Completing a nearly 30-year marathon, NASA's Hubble Space Telescope has calibrated more than 40 "milepost markers" of space and time to help scientists precisely measure the expansion rate of the universe – a quest with a plot twist.
From: NASA
May 19, 2022 -- Pursuit
of the universe's expansion rate began in the 1920s with measurements by
astronomers Edwin P. Hubble and Georges LemaƮtre. In 1998, this led
to the discovery of "dark energy," a mysterious repulsive force
accelerating the universe's expansion. In recent years, thanks to data from
Hubble and other telescopes, astronomers found another twist: a discrepancy
between the expansion rate as measured in the local universe compared to
independent observations from right after the big bang, which predict a
different expansion value.
The cause of this
discrepancy remains a mystery. But Hubble data, encompassing a variety of
cosmic objects that serve as distance markers, support the idea that something
weird is going on, possibly involving brand new physics.
"You are getting
the most precise measure of the expansion rate for the universe from the gold
standard of telescopes and cosmic mile markers," said Nobel Laureate Adam
Riess of the Space Telescope Science Institute (STScI) and the Johns Hopkins
University in Baltimore, Maryland.
Riess leads a
scientific collaboration investigating the universe's expansion rate called
SH0ES, which stands for Supernova, H0, for the Equation of State of Dark Energy.
"This is what the Hubble Space Telescope was built to do, using the best
techniques we know to do it. This is likely Hubble's magnum opus, because it
would take another 30 years of Hubble's life to even double this sample
size," Riess said.
Riess's team's paper,
to be published in the Special Focus issue of The Astrophysical Journal reports
on completing the biggest and likely last major update on the Hubble constant.
The new results more than double the prior sample of cosmic distance markers.
His team also reanalyzed all of the prior data, with the whole dataset now
including over 1,000 Hubble orbits.
When NASA conceived of
a large space telescope in the 1970s, one of the primary justifications for the
expense and extraordinary technical effort was to be able to resolve Cepheids,
stars that brighten and dim periodically, seen inside our Milky Way and
external galaxies. Cepheids have long been the gold standard of cosmic mile
markers since their utility was discovered by astronomer Henrietta Swan Leavitt
in 1912. To calculate much greater distances, astronomers use exploding stars
called Type Ia supernovae.
Combined, these objects
built a "cosmic distance ladder" across the universe and are
essential to measuring the expansion rate of the universe, called the Hubble
constant after Edwin Hubble. That value is critical to estimating the age of
the universe and provides a basic test of our understanding of the universe.
Starting right after
Hubble's launch in 1990, the first set of observations of Cepheid stars to
refine the Hubble constant was undertaken by two teams: the HST Key
Project led by Wendy Freedman, Robert Kennicutt, Jeremy Mould, and
Marc Aaronson, and another by Allan Sandage and collaborators, that used
Cepheids as milepost markers to refine the distance measurement to nearby
galaxies. By the early 2000s the teams declared "mission
accomplished" by reaching an accuracy of 10 percent for the Hubble
constant, 72 plus or minus 8 kilometers per second per megaparsec.

## RECORDED INFORMATION
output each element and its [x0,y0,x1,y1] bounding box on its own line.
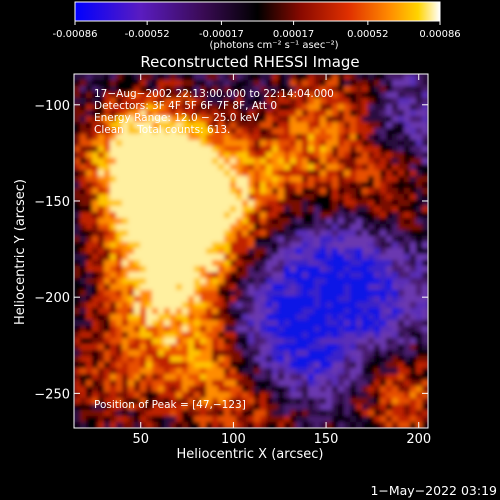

## WHAT THE EXERCISE ASKS
Set down everything from "Completing a nearly" down to "different expansion value." in the article on Hubble and the universe's expansion rate. Rely only on the text for this.

## FINISHED TASK
Completing a nearly 30-year marathon, NASA's Hubble Space Telescope has calibrated more than 40 "milepost markers" of space and time to help scientists precisely measure the expansion rate of the universe – a quest with a plot twist.
From: NASA
May 19, 2022 -- Pursuit
of the universe's expansion rate began in the 1920s with measurements by
astronomers Edwin P. Hubble and Georges LemaƮtre. In 1998, this led
to the discovery of "dark energy," a mysterious repulsive force
accelerating the universe's expansion. In recent years, thanks to data from
Hubble and other telescopes, astronomers found another twist: a discrepancy
between the expansion rate as measured in the local universe compared to
independent observations from right after the big bang, which predict a
different expansion value.